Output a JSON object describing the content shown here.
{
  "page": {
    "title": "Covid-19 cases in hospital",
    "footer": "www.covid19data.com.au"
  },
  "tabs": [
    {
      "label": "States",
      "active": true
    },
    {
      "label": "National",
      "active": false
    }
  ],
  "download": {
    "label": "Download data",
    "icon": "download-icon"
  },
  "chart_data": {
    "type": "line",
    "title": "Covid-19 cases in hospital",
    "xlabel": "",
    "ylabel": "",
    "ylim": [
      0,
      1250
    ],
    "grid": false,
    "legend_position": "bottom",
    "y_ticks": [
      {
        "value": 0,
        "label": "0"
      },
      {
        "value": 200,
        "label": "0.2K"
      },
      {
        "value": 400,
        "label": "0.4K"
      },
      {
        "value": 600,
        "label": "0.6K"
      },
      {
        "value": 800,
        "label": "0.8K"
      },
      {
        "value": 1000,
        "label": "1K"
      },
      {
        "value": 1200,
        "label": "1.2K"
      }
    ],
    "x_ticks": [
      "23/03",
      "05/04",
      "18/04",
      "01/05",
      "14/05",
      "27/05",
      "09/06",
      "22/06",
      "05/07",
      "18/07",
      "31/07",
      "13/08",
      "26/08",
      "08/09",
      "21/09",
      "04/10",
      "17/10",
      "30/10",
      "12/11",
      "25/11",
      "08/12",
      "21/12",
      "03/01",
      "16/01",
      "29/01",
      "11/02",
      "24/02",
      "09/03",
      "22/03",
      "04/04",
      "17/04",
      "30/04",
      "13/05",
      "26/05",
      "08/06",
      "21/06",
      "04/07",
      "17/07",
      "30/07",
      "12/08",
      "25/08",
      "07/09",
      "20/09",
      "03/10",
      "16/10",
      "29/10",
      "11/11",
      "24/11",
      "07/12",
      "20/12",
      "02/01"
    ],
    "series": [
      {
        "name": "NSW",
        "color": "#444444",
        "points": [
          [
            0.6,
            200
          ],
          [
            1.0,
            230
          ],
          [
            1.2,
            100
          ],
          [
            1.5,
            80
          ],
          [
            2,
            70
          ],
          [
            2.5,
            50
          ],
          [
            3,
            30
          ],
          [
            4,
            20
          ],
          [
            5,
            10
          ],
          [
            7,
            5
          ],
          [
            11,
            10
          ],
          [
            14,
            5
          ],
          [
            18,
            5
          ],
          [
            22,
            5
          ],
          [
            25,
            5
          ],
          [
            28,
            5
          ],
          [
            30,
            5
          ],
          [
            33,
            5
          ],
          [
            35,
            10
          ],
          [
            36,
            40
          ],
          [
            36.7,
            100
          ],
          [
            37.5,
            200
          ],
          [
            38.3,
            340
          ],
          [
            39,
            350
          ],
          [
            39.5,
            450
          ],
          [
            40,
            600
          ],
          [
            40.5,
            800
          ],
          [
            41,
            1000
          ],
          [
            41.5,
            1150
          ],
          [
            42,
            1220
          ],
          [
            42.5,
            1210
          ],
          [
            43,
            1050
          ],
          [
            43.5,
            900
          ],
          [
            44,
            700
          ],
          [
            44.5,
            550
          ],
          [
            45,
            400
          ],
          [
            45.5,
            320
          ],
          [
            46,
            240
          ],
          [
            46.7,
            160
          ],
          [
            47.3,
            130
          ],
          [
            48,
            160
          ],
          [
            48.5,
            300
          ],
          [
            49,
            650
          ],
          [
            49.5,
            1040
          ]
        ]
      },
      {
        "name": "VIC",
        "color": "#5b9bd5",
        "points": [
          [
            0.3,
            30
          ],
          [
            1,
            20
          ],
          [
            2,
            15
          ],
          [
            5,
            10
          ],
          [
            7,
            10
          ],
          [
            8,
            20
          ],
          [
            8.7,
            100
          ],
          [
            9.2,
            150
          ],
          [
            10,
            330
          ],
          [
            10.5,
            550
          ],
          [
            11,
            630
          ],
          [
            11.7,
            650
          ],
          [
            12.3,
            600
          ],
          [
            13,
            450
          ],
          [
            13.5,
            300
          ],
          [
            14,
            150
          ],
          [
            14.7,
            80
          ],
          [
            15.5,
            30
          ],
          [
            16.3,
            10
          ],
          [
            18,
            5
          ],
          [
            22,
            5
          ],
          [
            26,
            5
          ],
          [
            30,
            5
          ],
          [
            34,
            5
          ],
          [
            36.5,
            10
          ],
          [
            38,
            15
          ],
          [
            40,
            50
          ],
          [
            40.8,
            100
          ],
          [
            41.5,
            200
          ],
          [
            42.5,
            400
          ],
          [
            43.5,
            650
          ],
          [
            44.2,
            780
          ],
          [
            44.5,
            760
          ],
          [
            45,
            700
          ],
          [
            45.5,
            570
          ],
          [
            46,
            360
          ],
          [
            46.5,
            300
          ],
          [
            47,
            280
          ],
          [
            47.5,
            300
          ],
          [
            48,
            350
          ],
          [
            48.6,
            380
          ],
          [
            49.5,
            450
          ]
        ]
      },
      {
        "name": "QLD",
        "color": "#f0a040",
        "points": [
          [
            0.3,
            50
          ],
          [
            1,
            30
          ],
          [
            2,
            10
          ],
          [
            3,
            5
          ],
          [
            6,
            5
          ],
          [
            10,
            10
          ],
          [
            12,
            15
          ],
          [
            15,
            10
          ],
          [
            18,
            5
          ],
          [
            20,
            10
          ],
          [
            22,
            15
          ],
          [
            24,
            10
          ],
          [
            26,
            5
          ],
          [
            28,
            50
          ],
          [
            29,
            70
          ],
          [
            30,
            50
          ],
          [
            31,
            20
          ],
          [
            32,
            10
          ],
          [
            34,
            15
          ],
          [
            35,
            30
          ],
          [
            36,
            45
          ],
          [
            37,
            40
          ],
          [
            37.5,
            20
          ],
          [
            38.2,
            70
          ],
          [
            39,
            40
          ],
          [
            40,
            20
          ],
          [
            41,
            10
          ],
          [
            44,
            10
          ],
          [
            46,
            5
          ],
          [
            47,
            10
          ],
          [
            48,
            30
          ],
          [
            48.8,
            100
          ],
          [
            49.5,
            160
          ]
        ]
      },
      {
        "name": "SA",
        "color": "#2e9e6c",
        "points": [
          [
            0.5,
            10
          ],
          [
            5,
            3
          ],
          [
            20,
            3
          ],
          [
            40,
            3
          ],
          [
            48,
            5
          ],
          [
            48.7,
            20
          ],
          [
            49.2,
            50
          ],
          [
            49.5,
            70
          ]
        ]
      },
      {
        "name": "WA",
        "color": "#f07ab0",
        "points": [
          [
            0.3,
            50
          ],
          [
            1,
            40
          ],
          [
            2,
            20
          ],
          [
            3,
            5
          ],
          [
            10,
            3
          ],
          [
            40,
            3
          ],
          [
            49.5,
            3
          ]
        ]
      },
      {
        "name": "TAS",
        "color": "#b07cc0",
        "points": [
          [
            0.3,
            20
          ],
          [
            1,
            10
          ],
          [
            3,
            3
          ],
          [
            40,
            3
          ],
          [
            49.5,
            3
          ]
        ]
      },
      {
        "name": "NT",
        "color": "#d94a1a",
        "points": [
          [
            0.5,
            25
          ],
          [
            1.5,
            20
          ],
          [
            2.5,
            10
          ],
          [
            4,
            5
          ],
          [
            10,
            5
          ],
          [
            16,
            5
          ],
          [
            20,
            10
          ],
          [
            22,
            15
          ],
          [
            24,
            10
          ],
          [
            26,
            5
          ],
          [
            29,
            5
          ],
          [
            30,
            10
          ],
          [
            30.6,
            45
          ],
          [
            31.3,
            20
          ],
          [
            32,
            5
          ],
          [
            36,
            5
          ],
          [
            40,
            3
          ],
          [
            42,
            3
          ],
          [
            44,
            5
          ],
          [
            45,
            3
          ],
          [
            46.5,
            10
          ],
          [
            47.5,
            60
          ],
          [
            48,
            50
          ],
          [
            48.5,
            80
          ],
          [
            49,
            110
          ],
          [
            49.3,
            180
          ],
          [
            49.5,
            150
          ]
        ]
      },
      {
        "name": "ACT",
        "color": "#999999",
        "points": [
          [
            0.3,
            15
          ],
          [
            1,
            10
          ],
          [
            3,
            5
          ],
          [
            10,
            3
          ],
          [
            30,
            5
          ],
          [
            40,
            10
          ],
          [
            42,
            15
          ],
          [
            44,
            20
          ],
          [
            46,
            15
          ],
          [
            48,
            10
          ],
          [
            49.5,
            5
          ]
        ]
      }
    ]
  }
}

══════

SHORT EXERCISE -
Copy out all lines above that include the string "name".

WRITTEN SOLUTION -
        "name": "NSW",
        "name": "VIC",
        "name": "QLD",
        "name": "SA",
        "name": "WA",
        "name": "TAS",
        "name": "NT",
        "name": "ACT",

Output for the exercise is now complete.